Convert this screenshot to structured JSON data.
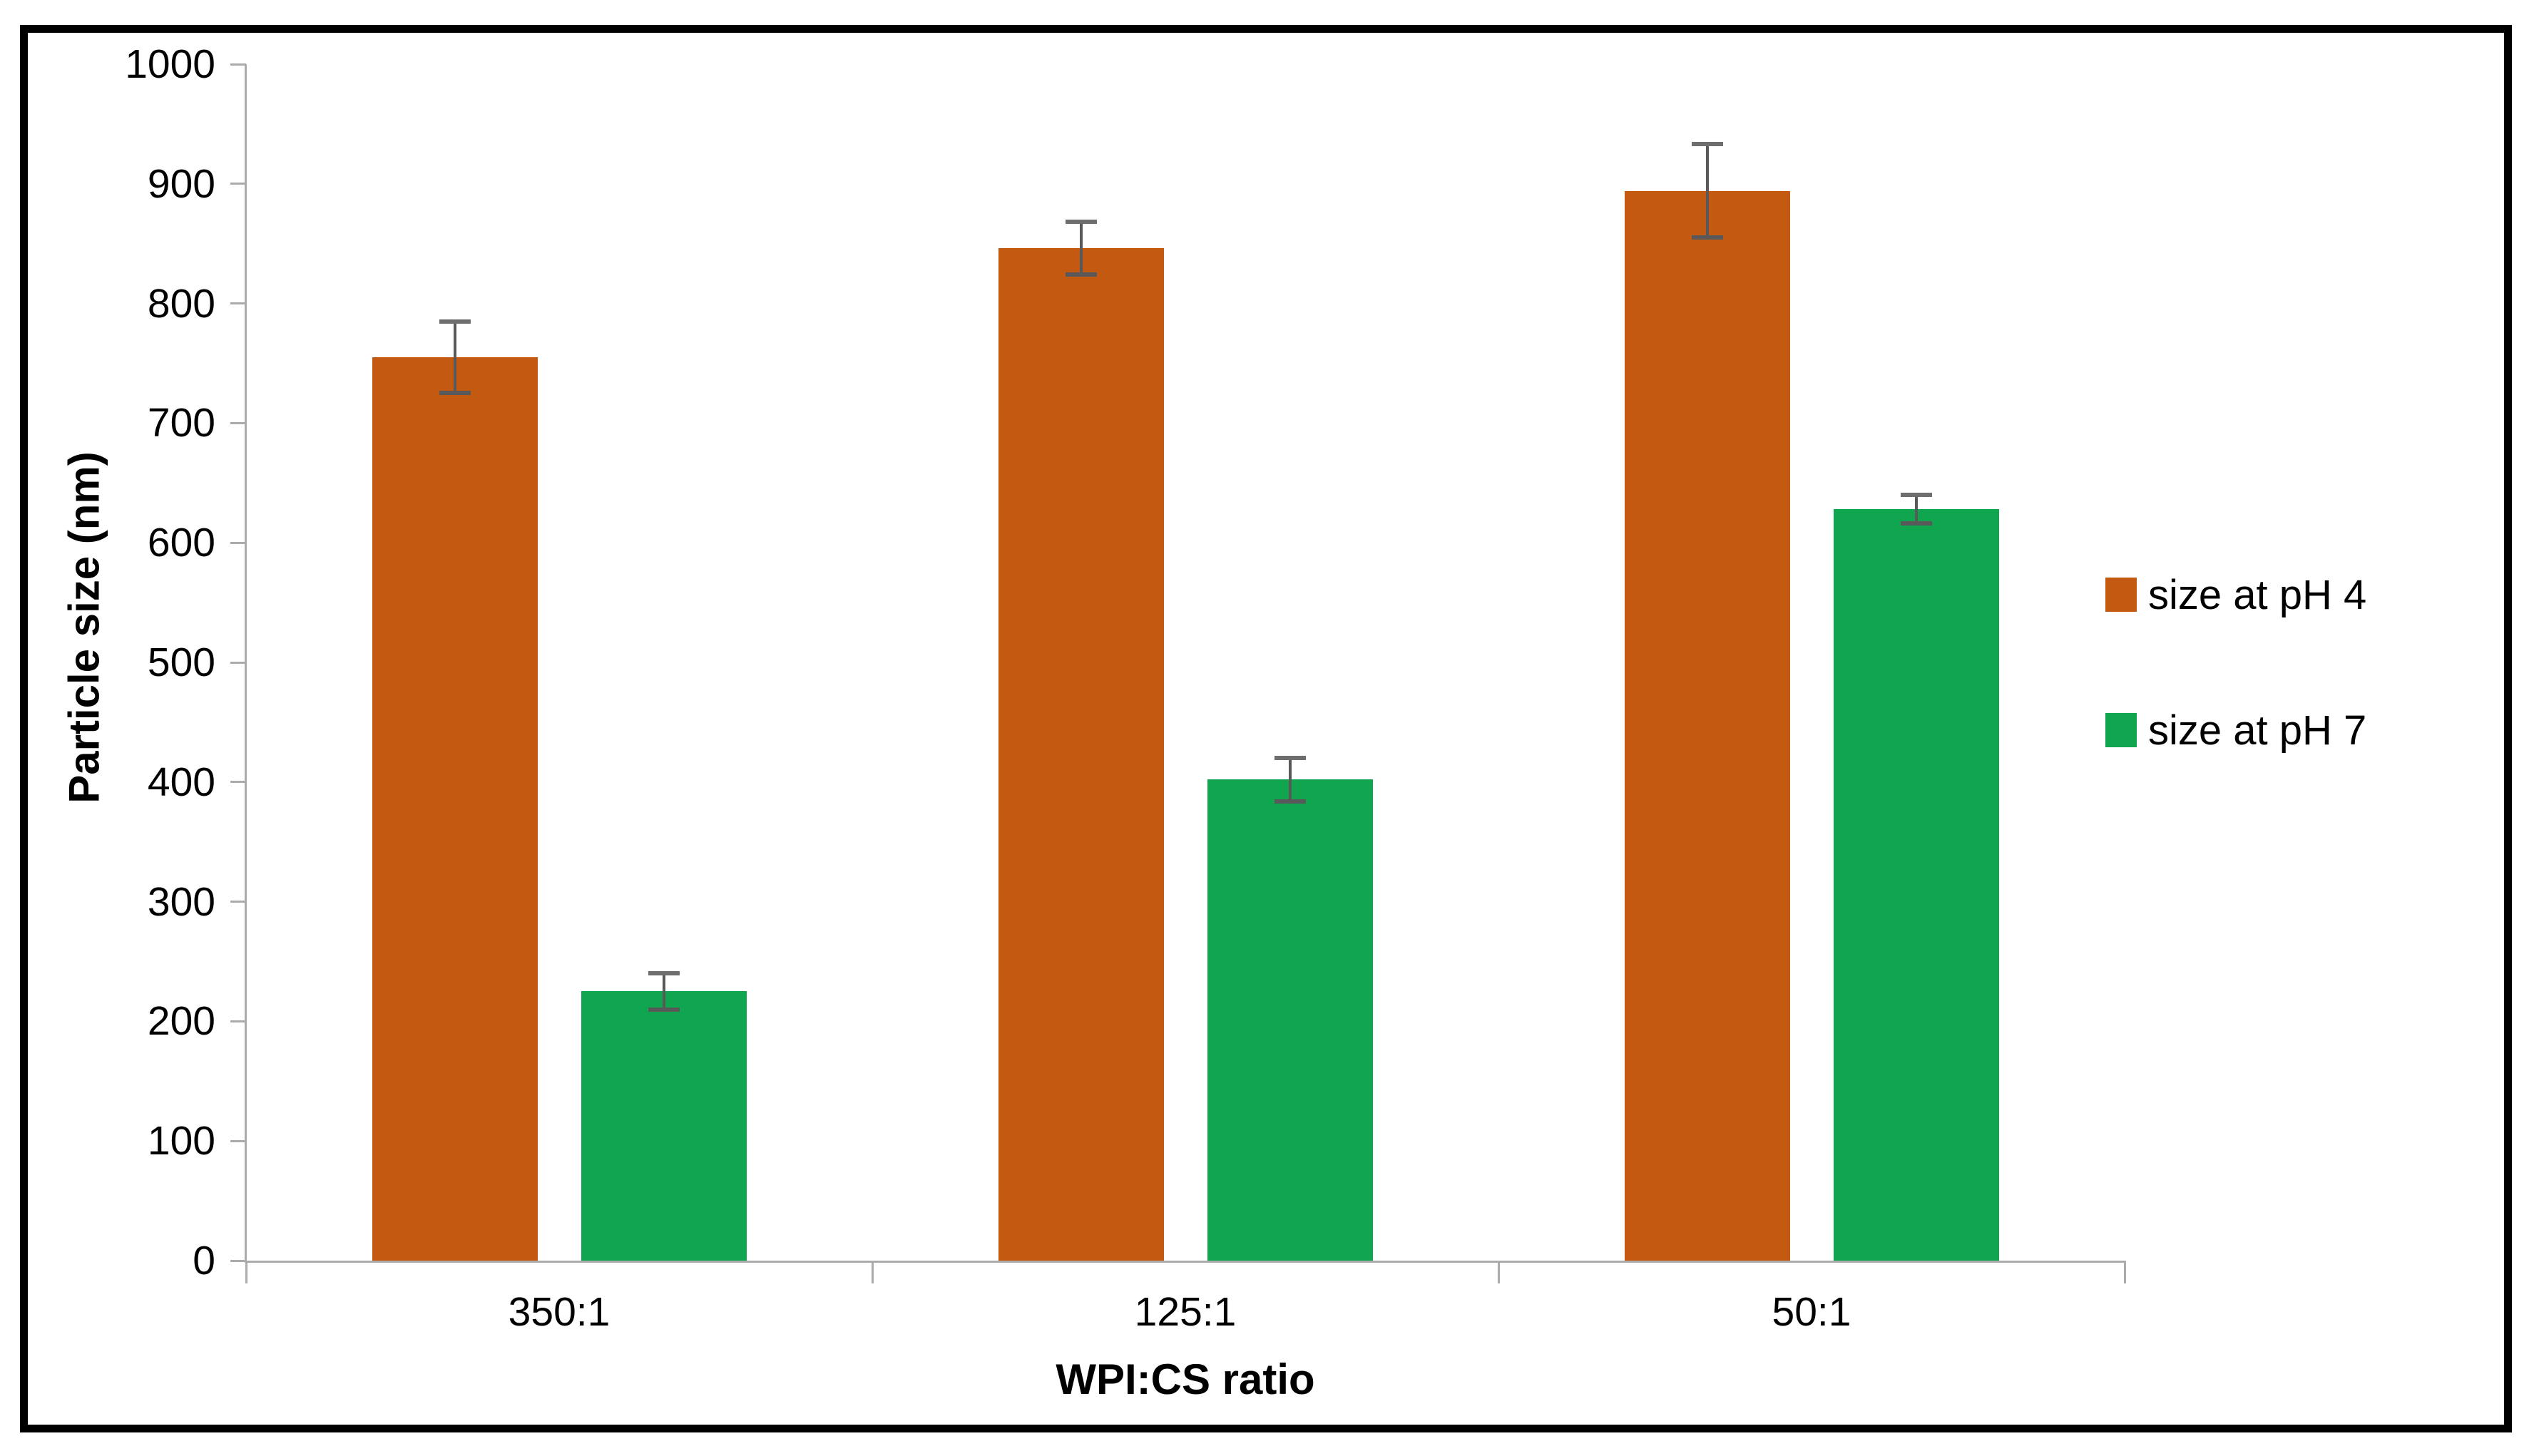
{
  "chart_data": {
    "type": "bar",
    "title": "",
    "categories": [
      "350:1",
      "125:1",
      "50:1"
    ],
    "series": [
      {
        "name": "size at pH 4",
        "color": "#C45A12",
        "values": [
          755,
          846,
          894
        ],
        "errors": [
          30,
          22,
          39
        ]
      },
      {
        "name": "size at pH 7",
        "color": "#10A64F",
        "values": [
          225,
          402,
          628
        ],
        "errors": [
          15,
          18,
          12
        ]
      }
    ],
    "xlabel": "WPI:CS ratio",
    "ylabel": "Particle size (nm)",
    "ylim": [
      0,
      1000
    ],
    "ytick_step": 100,
    "grid": false,
    "legend_position": "right",
    "error_bars": true
  },
  "style": {
    "axis_color": "#ABABAB",
    "error_bar_color": "#595959",
    "error_cap_color": "#6E6E6E",
    "border_color": "#000000",
    "background": "#FFFFFF",
    "text_color": "#000000"
  }
}
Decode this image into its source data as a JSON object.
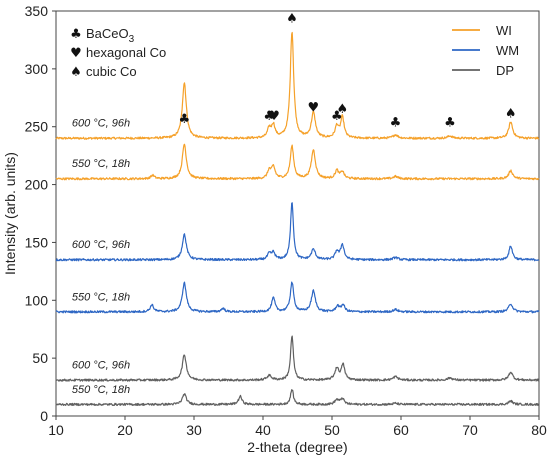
++++++++++
*GIVEN TASK:* In this exercise, set down all of the data exactly, without the pictures.

*EXERCISE SOLUTION:*
Convert this screenshot to structured JSON data.
{
  "chart_data": {
    "type": "bar",
    "title": "",
    "categories": [
      "350:1",
      "125:1",
      "50:1"
    ],
    "series": [
      {
        "name": "size at pH 4",
        "color": "#C45A12",
        "values": [
          755,
          846,
          894
        ],
        "errors": [
          30,
          22,
          39
        ]
      },
      {
        "name": "size at pH 7",
        "color": "#10A64F",
        "values": [
          225,
          402,
          628
        ],
        "errors": [
          15,
          18,
          12
        ]
      }
    ],
    "xlabel": "WPI:CS ratio",
    "ylabel": "Particle size (nm)",
    "ylim": [
      0,
      1000
    ],
    "ytick_step": 100,
    "grid": false,
    "legend_position": "right",
    "error_bars": true
  },
  "style": {
    "axis_color": "#ABABAB",
    "error_bar_color": "#595959",
    "error_cap_color": "#6E6E6E",
    "border_color": "#000000",
    "background": "#FFFFFF",
    "text_color": "#000000"
  }
}
Decode this image into its source data as a JSON object.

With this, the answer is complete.